-- start of SOURCE EXTRACT --
There has been a phrase thrown around to describe 2017 and 2018: “The Year of the Woman.” But every year is the year of the woman for the four female panelists at Get Out The Vote’s March 29 “Shattering Glass Ceilings” event, which was geared toward increasing voter turnout and amplifying the voices of women in politics.

A group of about 30 students attended the event where Miami Beach City Commissioner Kristen Rosen Gonzalez, former Coral Gables Commissioner Jeannett Slesnick, former Miami Young Republicans President Jessica Fernandez and Miami-Dade County Deputy Mayor Alina T. Hudak were panelists.

Brianna Hernandez, president of GOTV, said the student organization wanted to “shed light” on the accomplishments women in the local community have made.

Hernandez, a senior double majoring in political science and history, said bringing local female leaders to UM was a great opportunity for students to get an inside look into their accomplishments.

“Our panelists discussed not only the ways in which they have ‘shattered ceilings’ but how the breaking of barriers has looked in their personal lives,” Hernandez said. “It meant so much to bring these women together.”

Each of the women reflected on what it’s like to be a woman in politics and encouraged students to vote in the upcoming midterm elections.

Gonzalez, also a professor of French and Spanish at Miami-Dade College, is one of the opponents running against former UM President Donna Shalala in the race for Rep. Ileana Ros-Lehtinen’s seat in Congress. Ros-Lehtinen represents Florida’s 27th Congressional district.

“My biggest obstacle is absolutely not men,” Gonzalez said. “It’s other women.”

Gonzalez is one of eight Democrats in total seeking the party nomination. Three of the eight are women.

Gonzalez, a single mother, is more than a little proud of her outsider status. She said she refuses to take money from political action committees and has publicly voiced her dislike of Citizens United, an organization that allows corporations and unions to make expenditures in connection with federal elections.
-- end of SOURCE EXTRACT --
- **WHAT YOU NEED TO DO**
(a) Name the four panelists at the "Shattering Glass Ceilings" event described in the article on women in politics.
(b) Pick up the article on the women-in-politics panel right after its final sentence and keep it going.
-- start of EXTRACTED MATERIAL --
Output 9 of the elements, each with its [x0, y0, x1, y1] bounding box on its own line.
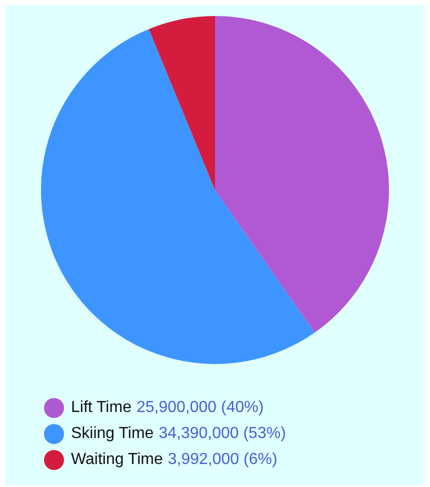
pie-slice: [41, 29, 315, 364]
legend-label: Waiting Time: [71, 451, 163, 469]
data-label: 25,900,000 (40%): [136, 399, 264, 417]
data-label: 3,992,000 (6%): [168, 451, 278, 469]
pie-slice: [148, 16, 215, 190]
data-label: 34,390,000 (53%): [158, 425, 286, 443]
pie-slice: [215, 16, 389, 333]
legend-label: Skiing Time: [71, 425, 154, 443]
legend-label: Lift Time: [71, 399, 132, 417]
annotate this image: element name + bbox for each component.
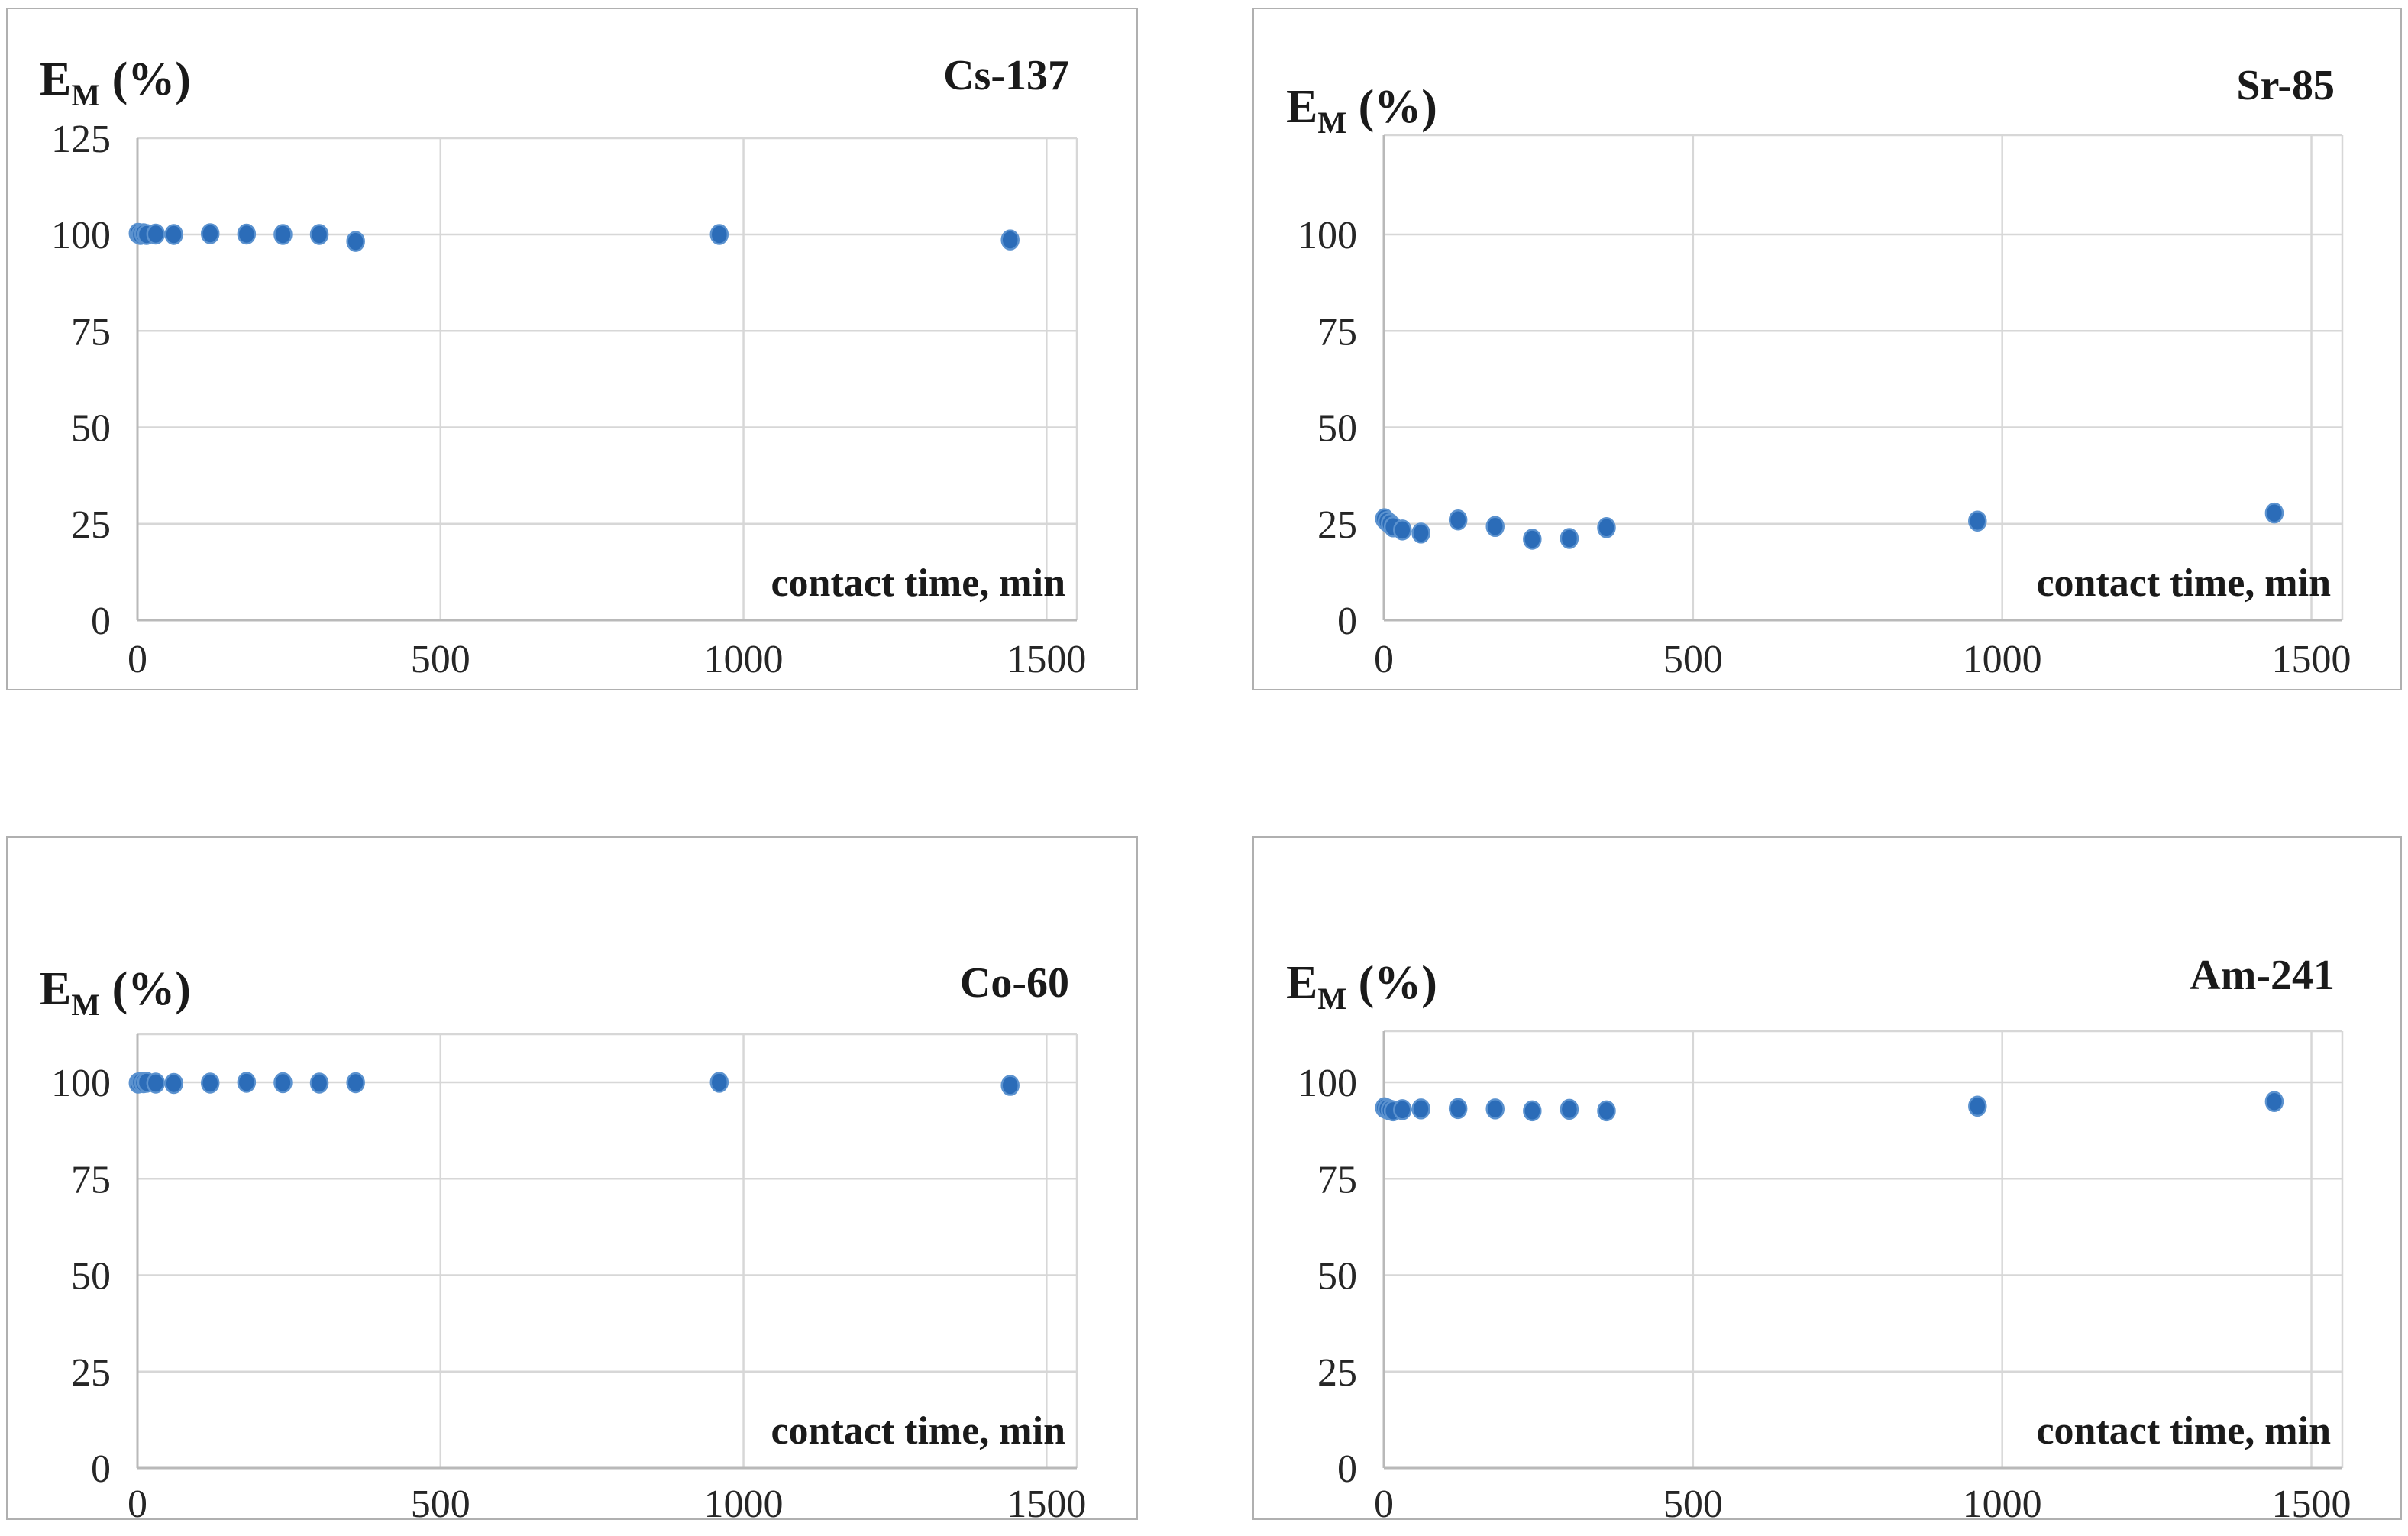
data-point	[346, 231, 365, 252]
y-tick-label: 0	[91, 1447, 111, 1491]
data-point	[1968, 510, 1987, 532]
y-tick-label: 25	[71, 503, 111, 547]
y-tick-label: 25	[1317, 1351, 1357, 1395]
data-point	[1411, 522, 1430, 544]
chart-panel-sr85: 0 25 50 75 100 0 500 1000 1500 EM (%) Sr-85 contact…	[1252, 8, 2402, 690]
y-axis-label: EM (%)	[40, 53, 191, 112]
data-point	[2264, 502, 2284, 524]
data-point	[1560, 528, 1579, 549]
x-tick-label: 1500	[1007, 638, 1086, 681]
x-axis-label: contact time, min	[2036, 561, 2331, 605]
x-axis-label: contact time, min	[771, 1409, 1065, 1453]
data-point	[146, 223, 166, 245]
y-tick-label: 75	[1317, 1158, 1357, 1201]
data-point	[164, 1072, 183, 1095]
x-tick-label: 1500	[1007, 1483, 1086, 1518]
x-tick-label: 1000	[1963, 638, 2042, 681]
y-tick-label: 125	[51, 118, 111, 161]
data-point	[1000, 229, 1020, 251]
data-point	[200, 1072, 220, 1094]
x-tick-label: 500	[411, 1483, 470, 1518]
x-tick-label: 0	[1374, 638, 1394, 681]
data-point	[200, 223, 220, 244]
y-tick-label: 75	[71, 310, 111, 354]
data-point	[709, 224, 729, 245]
y-axis-label: EM (%)	[1286, 957, 1437, 1016]
data-point	[1485, 516, 1505, 538]
y-tick-label: 25	[1317, 503, 1357, 547]
data-point	[1485, 1098, 1505, 1120]
data-point	[237, 223, 257, 245]
data-point	[1393, 519, 1412, 541]
data-point	[164, 224, 183, 245]
y-tick-label: 0	[1337, 1447, 1357, 1491]
x-tick-label: 500	[411, 638, 470, 681]
data-point	[2264, 1091, 2284, 1112]
chart-panel-cs137: 0 25 50 75 100 125 0 500 1000 1500 EM (%) Cs-137 con…	[6, 8, 1138, 690]
y-tick-label: 100	[1298, 1062, 1357, 1105]
x-tick-label: 0	[128, 638, 147, 681]
data-point	[1448, 1098, 1468, 1120]
data-point	[273, 224, 293, 245]
chart-panel-co60: 0 25 50 75 100 0 500 1000 1500 EM (%) Co-60 contact…	[6, 836, 1138, 1520]
chart-title: Am-241	[2190, 952, 2335, 999]
x-tick-label: 0	[128, 1483, 147, 1518]
data-point	[1448, 509, 1468, 531]
x-tick-label: 1500	[2272, 1483, 2351, 1518]
data-point	[1597, 517, 1616, 538]
y-tick-label: 100	[51, 214, 111, 257]
x-tick-label: 1000	[1963, 1483, 2042, 1518]
chart-panel-am241: 0 25 50 75 100 0 500 1000 1500 EM (%) Am-241 contac…	[1252, 836, 2402, 1520]
y-tick-label: 75	[71, 1158, 111, 1201]
data-point	[309, 224, 329, 245]
y-tick-label: 50	[71, 407, 111, 451]
x-tick-label: 0	[1374, 1483, 1394, 1518]
data-point	[237, 1072, 257, 1093]
data-point	[1560, 1098, 1579, 1120]
x-tick-label: 500	[1663, 1483, 1723, 1518]
data-point	[1523, 529, 1542, 550]
y-tick-label: 50	[1317, 407, 1357, 451]
chart-title: Cs-137	[943, 52, 1069, 99]
y-tick-label: 50	[1317, 1255, 1357, 1298]
chart-title: Sr-85	[2236, 62, 2335, 109]
data-point	[1000, 1075, 1020, 1096]
y-tick-label: 100	[51, 1062, 111, 1105]
y-axis-label: EM (%)	[1286, 81, 1437, 140]
data-point	[1393, 1099, 1412, 1120]
y-tick-label: 75	[1317, 310, 1357, 354]
y-tick-label: 50	[71, 1255, 111, 1298]
x-axis-label: contact time, min	[2036, 1409, 2331, 1453]
y-tick-label: 0	[91, 600, 111, 643]
x-axis-label: contact time, min	[771, 561, 1065, 605]
data-point	[1411, 1098, 1430, 1120]
y-axis-label: EM (%)	[40, 963, 191, 1022]
x-tick-label: 1000	[704, 638, 784, 681]
data-point	[1968, 1095, 1987, 1117]
x-tick-label: 1500	[2272, 638, 2351, 681]
data-point	[309, 1072, 329, 1094]
y-tick-label: 0	[1337, 600, 1357, 643]
data-point	[346, 1072, 365, 1094]
y-tick-label: 100	[1298, 214, 1357, 257]
y-tick-label: 25	[71, 1351, 111, 1395]
data-point	[273, 1072, 293, 1094]
data-point	[1597, 1100, 1616, 1122]
chart-title: Co-60	[960, 959, 1069, 1007]
data-point	[1523, 1100, 1542, 1122]
scatter-plot-cs137: 0 25 50 75 100 125 0 500 1000 1500 EM (%) Cs-137 con…	[40, 52, 1086, 681]
data-point	[146, 1072, 166, 1094]
x-tick-label: 500	[1663, 638, 1723, 681]
data-point	[709, 1072, 729, 1093]
x-tick-label: 1000	[704, 1483, 784, 1518]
-- end of EXTRACTED MATERIAL --
- **RESULTS FOR THE EXERCISE**
(a) Kristen Rosen Gonzalez, Jeannett Slesnick, Jessica Fernandez, Alina T. Hudak

(b)
A teacher at heart, Gonzalez said she was motivated to run for office after Florida’s state government cut funding for state schools including Miami-Dade College.

She has fundraised roughly $289,000. Shalala’s campaign expenditures have not yet been released.

Polls indicate Gonzalez will have a steep hill to climb to beat Shalala, the former Clinton Foundation president, because Shalala has name recognition. According to a poll conducted by Bendixen & Amandi International, the polling firm advising Shalala’s campaign, 81 percent of respondents indicated they did not recognize Gonzalez, compared with 55 percent who said they did not recognize Shalala.

At the panel, Gonzalez, a Democrat, did not not aggressively attack Shalala, but she was critical of two actions Shalala took while president of UM: selling a stretch of land with endangered Pine Rocklands UM owned and her handling of Justice for Janitors, a nine-week strike in 2006 during which UM janitors refused to work because they insisted they were not being paid a livable wage.

Shalala condemned the protests at the time, but the university later enacted measures such as setting a university-wide minimum wage of $8 per hour.

“I try to practice a compassionate type of politics,” Gonzalez said.

While the upcoming Congressional race was discussed by the panel, the focus remained on the progress of women in politics.

Slesnick, a former public official who now operates a local magazine called Jeannett’s Journal, was critical of how few women President Donald Trump has appointed to federal positions.

Hudak joined in on the topic and said for women, getting to the top is an uphill battle that requires tenacity.

“Hard work and persistence and courage are principles that have to be very much a part of who you are,” Hudak said.

Hudak, a Cuban-American who immigrated to the United States at the age of 6, was the first female county manager in the history of Miami-Dade County. She is also a UM alumna and a member of the Iron Arrow Honor Society.

All four women spoke about the phenomenon of women not voting for other women. In the 2016 presidential election, Hillary Clinton received only 54 percent of the female vote, with Trump garnering more support among white women than her.

Gonzalez echoed the words of former United States Secretary of State Madeleine Albright.

“There’s a special place in hell for women who don’t help other women,” she said.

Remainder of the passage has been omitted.